** BEGIN RECORDED DATA **
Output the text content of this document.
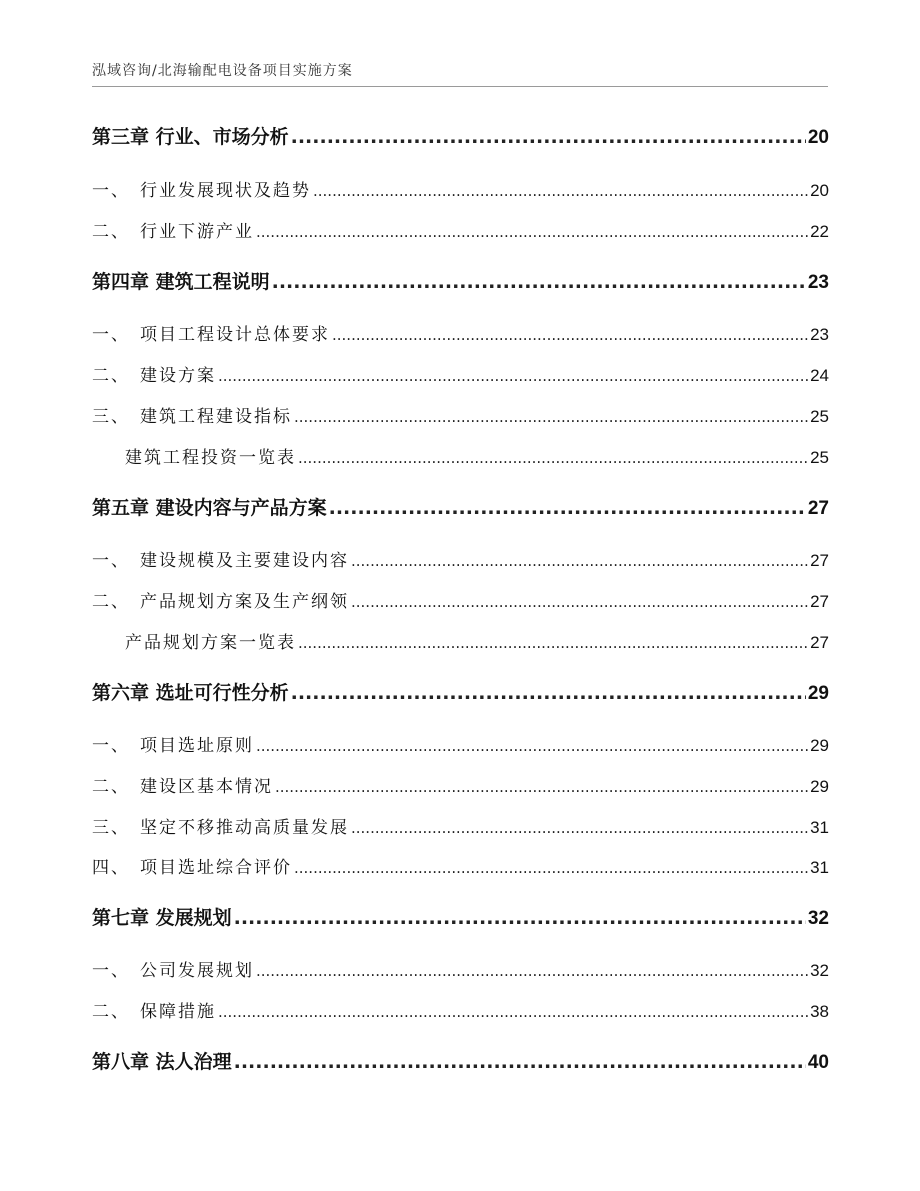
泓域咨询/北海输配电设备项目实施方案
第三章 行业、市场分析 .....	20
一、 行业发展现状及趋势 .....	20
二、 行业下游产业 .....	22
第四章 建筑工程说明 .....	23
一、 项目工程设计总体要求 .....	23
二、 建设方案 .....	24
三、 建筑工程建设指标 .....	25
建筑工程投资一览表 .....	25
第五章 建设内容与产品方案 .....	27
一、 建设规模及主要建设内容 .....	27
二、 产品规划方案及生产纲领 .....	27
产品规划方案一览表 .....	27
第六章 选址可行性分析 .....	29
一、 项目选址原则 .....	29
二、 建设区基本情况 .....	29
三、 坚定不移推动高质量发展 .....	31
四、 项目选址综合评价 .....	31
第七章 发展规划 .....	32
一、 公司发展规划 .....	32
二、 保障措施 .....	38
第八章 法人治理 .....	40
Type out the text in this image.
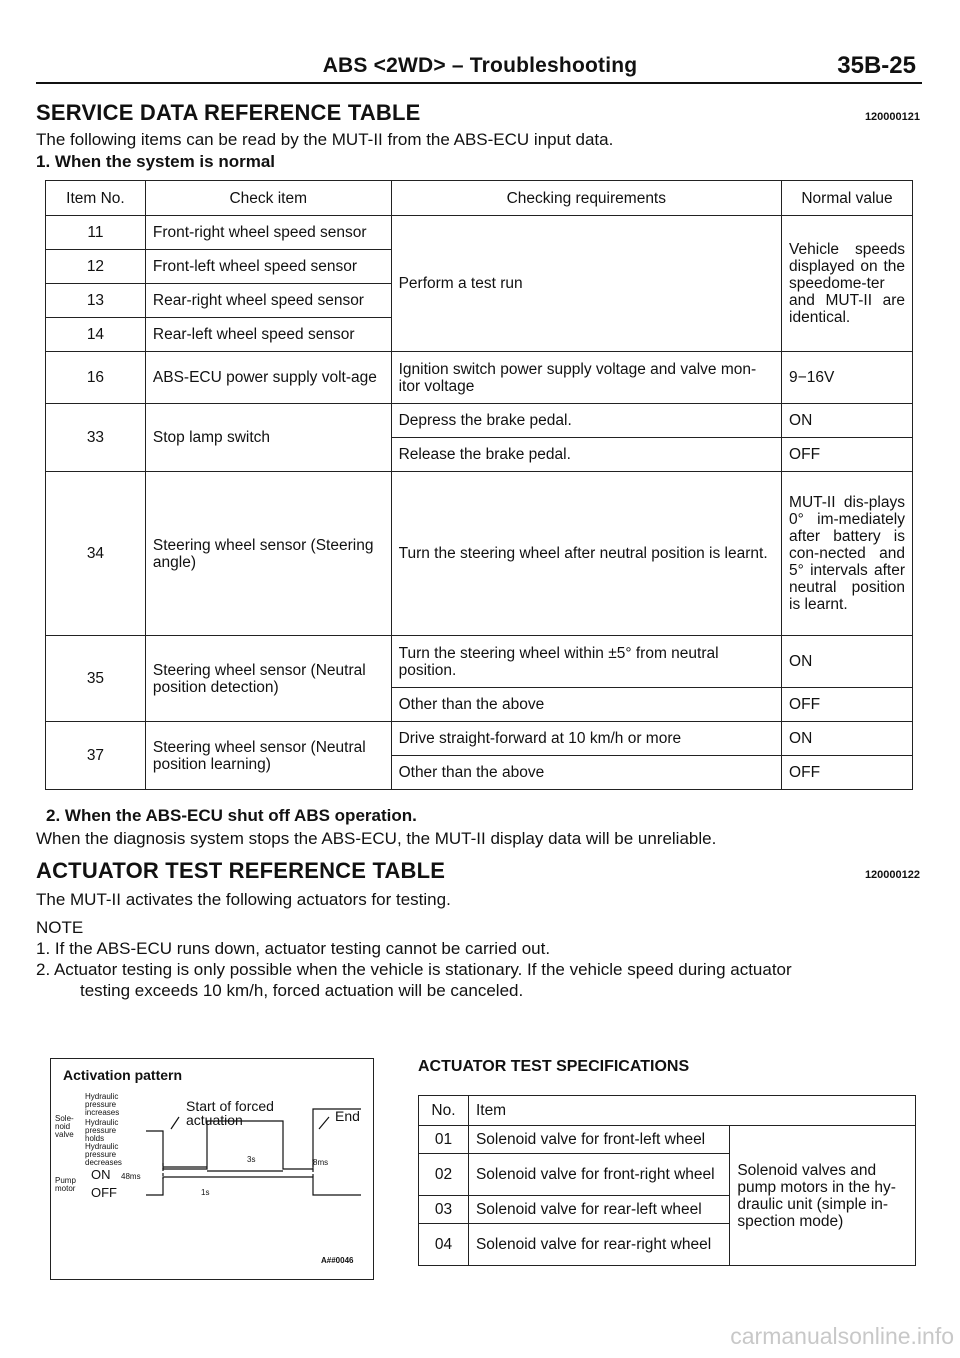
ABS <2WD> – Troubleshooting	35B-25
SERVICE DATA REFERENCE TABLE	120000121
The following items can be read by the MUT-II from the ABS-ECU input data.
1. When the system is normal
Item No.	Check item	Checking requirements	Normal value
11	Front-right wheel speed sensor	Perform a test run	Vehicle speeds displayed on the speedome-ter and MUT-II are identical.
12	Front-left wheel speed sensor		
13	Rear-right wheel speed sensor		
14	Rear-left wheel speed sensor		
16	ABS-ECU power supply volt-age	Ignition switch power supply voltage and valve mon-itor voltage	9−16V
33	Stop lamp switch	Depress the brake pedal.	ON
		Release the brake pedal.	OFF
34	Steering wheel sensor (Steering angle)	Turn the steering wheel after neutral position is learnt.	MUT-II dis-plays 0° im-mediately after battery is con-nected and 5° intervals after neutral position is learnt.
35	Steering wheel sensor (Neutral position detection)	Turn the steering wheel within ±5° from neutral position.	ON
		Other than the above	OFF
37	Steering wheel sensor (Neutral position learning)	Drive straight-forward at 10 km/h or more	ON
		Other than the above	OFF
2. When the ABS-ECU shut off ABS operation.
When the diagnosis system stops the ABS-ECU, the MUT-II display data will be unreliable.
ACTUATOR TEST REFERENCE TABLE	120000122
The MUT-II activates the following actuators for testing.
NOTE
1. If the ABS-ECU runs down, actuator testing cannot be carried out.
2. Actuator testing is only possible when the vehicle is stationary. If the vehicle speed during actuator
testing exceeds 10 km/h, forced actuation will be canceled.
Activation pattern
Hydraulic
pressure
increases
Sole-
noid
valve
Hydraulic
pressure
holds
Hydraulic
pressure
decreases
Start of forced
actuation	End
Pump
motor
ON
OFF
48ms
1s
3s	8ms
A##0046
ACTUATOR TEST SPECIFICATIONS
No.	Item	
01	Solenoid valve for front-left wheel	Solenoid valves and pump motors in the hy-draulic unit (simple in-spection mode)
02	Solenoid valve for front-right wheel	
03	Solenoid valve for rear-left wheel	
04	Solenoid valve for rear-right wheel	
carmanualsonline.info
** END RECORDED DATA **
DIRECTIONS FOR THIS TASK: Give only the number of lines in the entries that contain "testing".

RESULT FOR THIS TASK: 4